■ What you need to do ■
Copy every line from the material below that holds "JSON".

===== Task material

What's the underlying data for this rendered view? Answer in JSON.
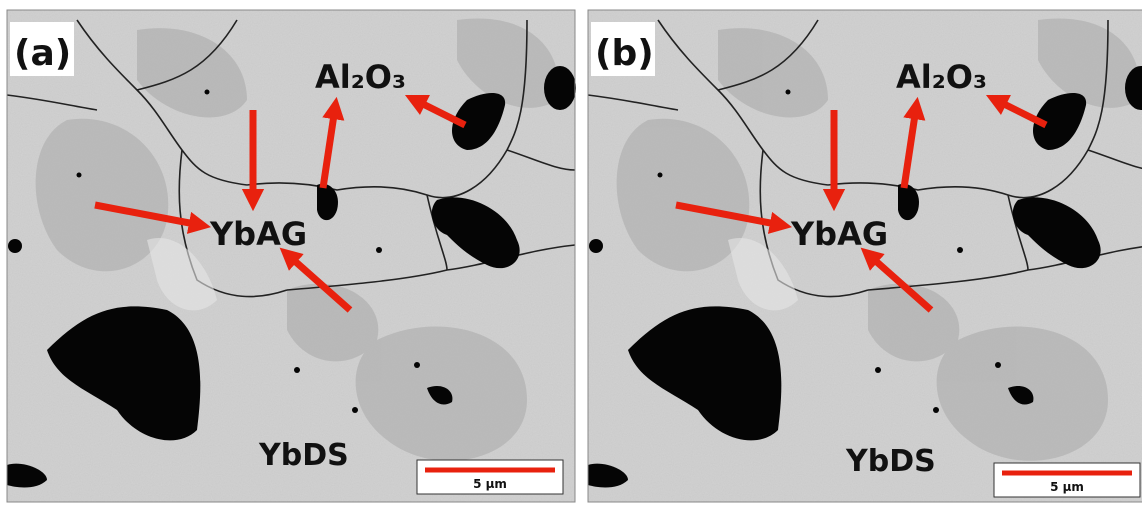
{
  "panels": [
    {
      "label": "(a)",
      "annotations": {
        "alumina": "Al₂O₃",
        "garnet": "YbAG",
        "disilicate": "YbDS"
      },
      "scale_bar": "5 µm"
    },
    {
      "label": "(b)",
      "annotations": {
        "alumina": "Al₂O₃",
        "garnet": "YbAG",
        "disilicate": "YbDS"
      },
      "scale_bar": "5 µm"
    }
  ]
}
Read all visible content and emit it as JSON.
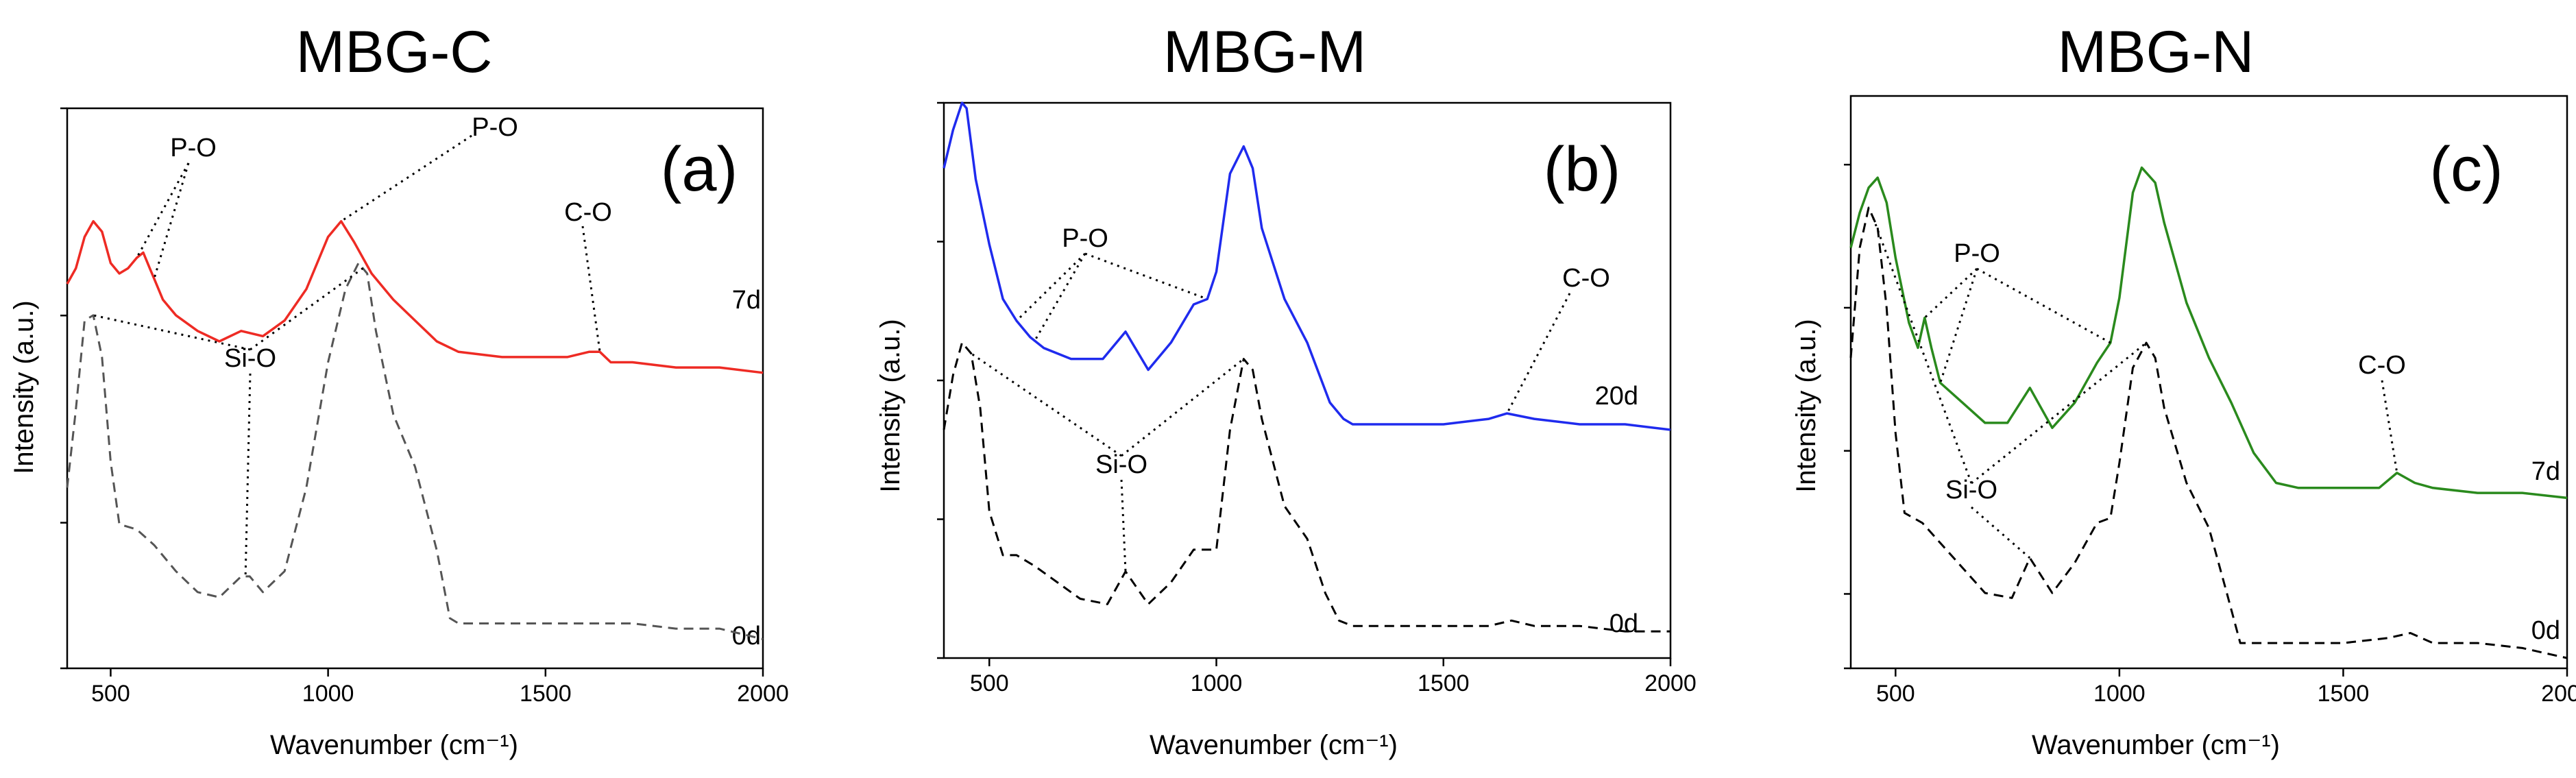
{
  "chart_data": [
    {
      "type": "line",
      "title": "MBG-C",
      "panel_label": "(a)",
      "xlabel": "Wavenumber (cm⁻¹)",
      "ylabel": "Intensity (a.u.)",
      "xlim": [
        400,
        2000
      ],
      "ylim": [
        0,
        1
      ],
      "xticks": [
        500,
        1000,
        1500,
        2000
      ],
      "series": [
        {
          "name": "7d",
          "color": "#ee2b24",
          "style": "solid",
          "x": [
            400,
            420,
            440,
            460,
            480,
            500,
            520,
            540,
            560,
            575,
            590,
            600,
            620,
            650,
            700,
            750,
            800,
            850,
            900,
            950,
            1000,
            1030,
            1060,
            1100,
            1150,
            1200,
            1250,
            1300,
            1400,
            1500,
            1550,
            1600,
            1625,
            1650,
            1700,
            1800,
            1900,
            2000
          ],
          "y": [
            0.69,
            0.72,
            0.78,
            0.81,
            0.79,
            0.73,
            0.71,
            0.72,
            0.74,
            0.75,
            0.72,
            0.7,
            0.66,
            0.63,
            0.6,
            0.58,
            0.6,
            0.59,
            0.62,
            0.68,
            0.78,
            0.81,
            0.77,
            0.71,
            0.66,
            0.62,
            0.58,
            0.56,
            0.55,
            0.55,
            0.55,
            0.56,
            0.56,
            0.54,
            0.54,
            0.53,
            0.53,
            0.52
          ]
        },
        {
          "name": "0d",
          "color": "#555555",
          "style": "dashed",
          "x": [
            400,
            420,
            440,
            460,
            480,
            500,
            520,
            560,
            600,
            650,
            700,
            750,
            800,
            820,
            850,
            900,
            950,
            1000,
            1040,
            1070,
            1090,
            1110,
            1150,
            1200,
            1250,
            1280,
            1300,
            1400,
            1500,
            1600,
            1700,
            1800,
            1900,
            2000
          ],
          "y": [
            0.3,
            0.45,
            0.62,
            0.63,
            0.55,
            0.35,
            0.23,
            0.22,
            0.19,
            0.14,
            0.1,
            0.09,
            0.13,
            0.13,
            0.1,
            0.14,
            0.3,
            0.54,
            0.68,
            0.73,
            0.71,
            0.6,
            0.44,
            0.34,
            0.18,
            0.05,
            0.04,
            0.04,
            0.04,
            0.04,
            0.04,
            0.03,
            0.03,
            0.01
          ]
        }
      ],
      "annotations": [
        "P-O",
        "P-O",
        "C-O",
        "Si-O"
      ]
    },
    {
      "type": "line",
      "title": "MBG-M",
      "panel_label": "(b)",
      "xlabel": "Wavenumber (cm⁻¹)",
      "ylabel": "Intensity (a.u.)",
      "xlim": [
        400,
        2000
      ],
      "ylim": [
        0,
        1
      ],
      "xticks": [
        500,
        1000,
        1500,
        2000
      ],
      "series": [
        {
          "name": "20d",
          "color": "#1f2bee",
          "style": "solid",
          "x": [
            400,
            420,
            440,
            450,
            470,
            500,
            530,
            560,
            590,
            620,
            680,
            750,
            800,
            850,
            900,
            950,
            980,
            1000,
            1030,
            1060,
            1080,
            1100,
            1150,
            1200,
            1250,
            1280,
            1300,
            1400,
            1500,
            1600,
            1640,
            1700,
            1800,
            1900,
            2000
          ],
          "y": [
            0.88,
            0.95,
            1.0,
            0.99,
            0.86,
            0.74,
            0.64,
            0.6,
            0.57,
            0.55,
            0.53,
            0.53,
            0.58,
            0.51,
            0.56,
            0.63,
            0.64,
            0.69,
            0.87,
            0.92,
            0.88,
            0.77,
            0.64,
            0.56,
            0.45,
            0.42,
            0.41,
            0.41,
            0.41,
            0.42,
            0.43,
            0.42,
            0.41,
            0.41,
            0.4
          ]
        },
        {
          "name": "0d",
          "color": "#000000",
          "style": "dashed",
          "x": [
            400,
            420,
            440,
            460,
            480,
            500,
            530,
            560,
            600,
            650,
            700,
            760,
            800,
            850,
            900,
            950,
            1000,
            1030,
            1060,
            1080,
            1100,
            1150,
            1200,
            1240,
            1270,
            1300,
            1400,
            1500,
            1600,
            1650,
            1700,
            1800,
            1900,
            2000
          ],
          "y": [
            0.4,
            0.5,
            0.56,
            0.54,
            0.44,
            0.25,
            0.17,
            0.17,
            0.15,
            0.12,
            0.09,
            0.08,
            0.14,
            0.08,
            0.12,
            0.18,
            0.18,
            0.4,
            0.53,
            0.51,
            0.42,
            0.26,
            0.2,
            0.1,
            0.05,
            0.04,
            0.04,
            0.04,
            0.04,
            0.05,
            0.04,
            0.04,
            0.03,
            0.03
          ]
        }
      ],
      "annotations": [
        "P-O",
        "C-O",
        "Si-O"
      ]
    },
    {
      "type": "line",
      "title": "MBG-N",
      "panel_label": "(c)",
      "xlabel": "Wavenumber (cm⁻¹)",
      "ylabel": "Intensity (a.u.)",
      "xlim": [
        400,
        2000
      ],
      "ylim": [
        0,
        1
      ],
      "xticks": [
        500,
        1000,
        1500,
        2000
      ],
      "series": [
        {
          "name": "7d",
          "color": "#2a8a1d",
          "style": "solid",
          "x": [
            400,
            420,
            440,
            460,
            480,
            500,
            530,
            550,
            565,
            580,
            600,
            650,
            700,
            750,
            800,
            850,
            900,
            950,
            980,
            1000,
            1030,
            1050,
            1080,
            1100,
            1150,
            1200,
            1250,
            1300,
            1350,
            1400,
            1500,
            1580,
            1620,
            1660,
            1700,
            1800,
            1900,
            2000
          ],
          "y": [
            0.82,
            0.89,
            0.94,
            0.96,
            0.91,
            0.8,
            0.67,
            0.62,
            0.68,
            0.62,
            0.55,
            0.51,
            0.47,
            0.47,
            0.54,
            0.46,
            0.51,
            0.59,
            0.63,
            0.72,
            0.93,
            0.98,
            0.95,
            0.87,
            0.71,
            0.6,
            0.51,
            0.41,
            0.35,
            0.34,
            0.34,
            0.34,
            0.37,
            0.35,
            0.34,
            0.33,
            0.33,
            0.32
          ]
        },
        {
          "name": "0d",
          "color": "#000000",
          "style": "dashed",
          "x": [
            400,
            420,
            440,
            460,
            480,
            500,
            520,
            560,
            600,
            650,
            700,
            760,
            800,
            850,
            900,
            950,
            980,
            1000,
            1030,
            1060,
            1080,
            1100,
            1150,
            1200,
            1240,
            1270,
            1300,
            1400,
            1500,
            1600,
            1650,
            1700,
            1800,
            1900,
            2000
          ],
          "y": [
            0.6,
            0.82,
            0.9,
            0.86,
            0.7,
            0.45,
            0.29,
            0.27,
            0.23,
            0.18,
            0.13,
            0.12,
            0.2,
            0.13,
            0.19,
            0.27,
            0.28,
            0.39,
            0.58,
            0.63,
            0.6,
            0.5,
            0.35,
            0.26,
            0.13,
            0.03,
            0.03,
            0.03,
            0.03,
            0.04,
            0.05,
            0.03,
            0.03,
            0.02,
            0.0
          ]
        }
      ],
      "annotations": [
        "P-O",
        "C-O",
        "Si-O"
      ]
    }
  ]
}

==========
===== Task material

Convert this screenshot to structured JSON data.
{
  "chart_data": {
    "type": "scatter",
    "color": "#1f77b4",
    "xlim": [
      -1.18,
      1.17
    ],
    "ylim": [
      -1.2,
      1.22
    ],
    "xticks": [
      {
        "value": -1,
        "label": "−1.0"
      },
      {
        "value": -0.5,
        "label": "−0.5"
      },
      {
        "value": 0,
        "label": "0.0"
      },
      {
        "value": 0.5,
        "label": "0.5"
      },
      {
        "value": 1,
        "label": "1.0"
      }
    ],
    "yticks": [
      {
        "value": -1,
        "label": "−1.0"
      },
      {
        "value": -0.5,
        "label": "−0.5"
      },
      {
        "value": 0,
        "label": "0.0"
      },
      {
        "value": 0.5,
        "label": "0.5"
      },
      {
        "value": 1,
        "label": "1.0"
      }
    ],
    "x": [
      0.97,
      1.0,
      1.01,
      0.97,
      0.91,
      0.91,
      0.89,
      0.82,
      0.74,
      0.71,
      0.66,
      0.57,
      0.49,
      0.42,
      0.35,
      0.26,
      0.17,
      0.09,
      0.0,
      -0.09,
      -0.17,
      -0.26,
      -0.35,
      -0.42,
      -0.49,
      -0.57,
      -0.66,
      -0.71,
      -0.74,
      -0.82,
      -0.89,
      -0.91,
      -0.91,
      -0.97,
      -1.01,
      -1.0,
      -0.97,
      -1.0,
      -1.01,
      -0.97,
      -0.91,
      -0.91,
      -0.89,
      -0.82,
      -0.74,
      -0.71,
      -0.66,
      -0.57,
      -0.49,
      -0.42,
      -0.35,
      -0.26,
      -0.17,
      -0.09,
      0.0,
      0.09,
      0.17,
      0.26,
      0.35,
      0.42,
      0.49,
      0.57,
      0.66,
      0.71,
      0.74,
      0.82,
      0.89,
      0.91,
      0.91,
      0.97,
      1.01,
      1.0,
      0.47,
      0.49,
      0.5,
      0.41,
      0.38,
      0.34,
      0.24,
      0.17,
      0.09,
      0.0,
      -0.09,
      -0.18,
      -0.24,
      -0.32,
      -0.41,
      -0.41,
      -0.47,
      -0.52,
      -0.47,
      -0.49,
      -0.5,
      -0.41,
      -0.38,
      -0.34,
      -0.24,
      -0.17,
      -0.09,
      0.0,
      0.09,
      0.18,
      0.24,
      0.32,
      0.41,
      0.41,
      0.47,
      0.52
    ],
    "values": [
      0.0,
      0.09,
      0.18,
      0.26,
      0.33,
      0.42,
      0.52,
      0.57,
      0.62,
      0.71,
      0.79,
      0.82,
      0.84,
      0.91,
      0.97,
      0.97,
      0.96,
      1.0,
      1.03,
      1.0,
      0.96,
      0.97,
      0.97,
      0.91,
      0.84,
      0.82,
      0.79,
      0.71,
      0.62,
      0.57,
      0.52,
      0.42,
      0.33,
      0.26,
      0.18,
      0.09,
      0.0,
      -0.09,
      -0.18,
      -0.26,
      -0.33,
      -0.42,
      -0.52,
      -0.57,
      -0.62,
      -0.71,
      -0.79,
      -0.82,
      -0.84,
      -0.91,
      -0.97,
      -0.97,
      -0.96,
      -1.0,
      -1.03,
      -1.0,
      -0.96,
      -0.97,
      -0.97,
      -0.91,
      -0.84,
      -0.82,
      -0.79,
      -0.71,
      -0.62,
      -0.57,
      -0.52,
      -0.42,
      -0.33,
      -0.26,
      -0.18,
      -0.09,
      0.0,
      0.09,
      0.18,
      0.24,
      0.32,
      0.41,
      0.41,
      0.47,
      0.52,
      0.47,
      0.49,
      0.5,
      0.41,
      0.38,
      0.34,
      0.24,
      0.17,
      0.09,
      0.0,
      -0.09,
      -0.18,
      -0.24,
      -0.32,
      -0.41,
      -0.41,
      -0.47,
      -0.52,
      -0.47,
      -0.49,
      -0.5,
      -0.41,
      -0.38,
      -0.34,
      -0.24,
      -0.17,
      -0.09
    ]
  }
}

==========

■ Written solution ■
What's the underlying data for this rendered view? Answer in JSON.
Read all visible content and emit it as JSON.
Convert this screenshot to structured JSON data.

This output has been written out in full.